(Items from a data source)
☆ ☆ ☆ ☆
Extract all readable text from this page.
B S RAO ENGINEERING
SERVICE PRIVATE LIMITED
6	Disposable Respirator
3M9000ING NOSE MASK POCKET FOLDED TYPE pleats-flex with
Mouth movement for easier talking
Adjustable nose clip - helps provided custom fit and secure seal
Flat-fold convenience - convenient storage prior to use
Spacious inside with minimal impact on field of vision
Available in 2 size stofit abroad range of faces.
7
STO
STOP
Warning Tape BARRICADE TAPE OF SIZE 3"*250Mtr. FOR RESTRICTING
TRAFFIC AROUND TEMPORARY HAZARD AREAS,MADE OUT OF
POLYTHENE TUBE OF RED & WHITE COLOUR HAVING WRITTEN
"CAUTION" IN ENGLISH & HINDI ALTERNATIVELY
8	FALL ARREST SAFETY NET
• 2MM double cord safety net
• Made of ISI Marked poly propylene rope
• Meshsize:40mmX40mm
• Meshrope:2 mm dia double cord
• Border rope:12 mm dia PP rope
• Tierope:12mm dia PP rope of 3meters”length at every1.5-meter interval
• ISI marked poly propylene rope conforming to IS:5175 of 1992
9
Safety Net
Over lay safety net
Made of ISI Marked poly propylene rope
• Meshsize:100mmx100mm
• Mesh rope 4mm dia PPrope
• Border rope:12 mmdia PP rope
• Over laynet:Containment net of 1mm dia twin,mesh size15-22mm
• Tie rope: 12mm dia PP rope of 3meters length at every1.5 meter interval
☆ ☆ ☆ ☆
§ Task: Retype the records above exactly.

§ Correct response:
Extract all readable text from this page.
B S RAO ENGINEERING
SERVICE PRIVATE LIMITED
6	Disposable Respirator
3M9000ING NOSE MASK POCKET FOLDED TYPE pleats-flex with
Mouth movement for easier talking
Adjustable nose clip - helps provided custom fit and secure seal
Flat-fold convenience - convenient storage prior to use
Spacious inside with minimal impact on field of vision
Available in 2 size stofit abroad range of faces.
7
STO
STOP
Warning Tape BARRICADE TAPE OF SIZE 3"*250Mtr. FOR RESTRICTING
TRAFFIC AROUND TEMPORARY HAZARD AREAS,MADE OUT OF
POLYTHENE TUBE OF RED & WHITE COLOUR HAVING WRITTEN
"CAUTION" IN ENGLISH & HINDI ALTERNATIVELY
8	FALL ARREST SAFETY NET
• 2MM double cord safety net
• Made of ISI Marked poly propylene rope
• Meshsize:40mmX40mm
• Meshrope:2 mm dia double cord
• Border rope:12 mm dia PP rope
• Tierope:12mm dia PP rope of 3meters”length at every1.5-meter interval
• ISI marked poly propylene rope conforming to IS:5175 of 1992
9
Safety Net
Over lay safety net
Made of ISI Marked poly propylene rope
• Meshsize:100mmx100mm
• Mesh rope 4mm dia PPrope
• Border rope:12 mmdia PP rope
• Over laynet:Containment net of 1mm dia twin,mesh size15-22mm
• Tie rope: 12mm dia PP rope of 3meters length at every1.5 meter interval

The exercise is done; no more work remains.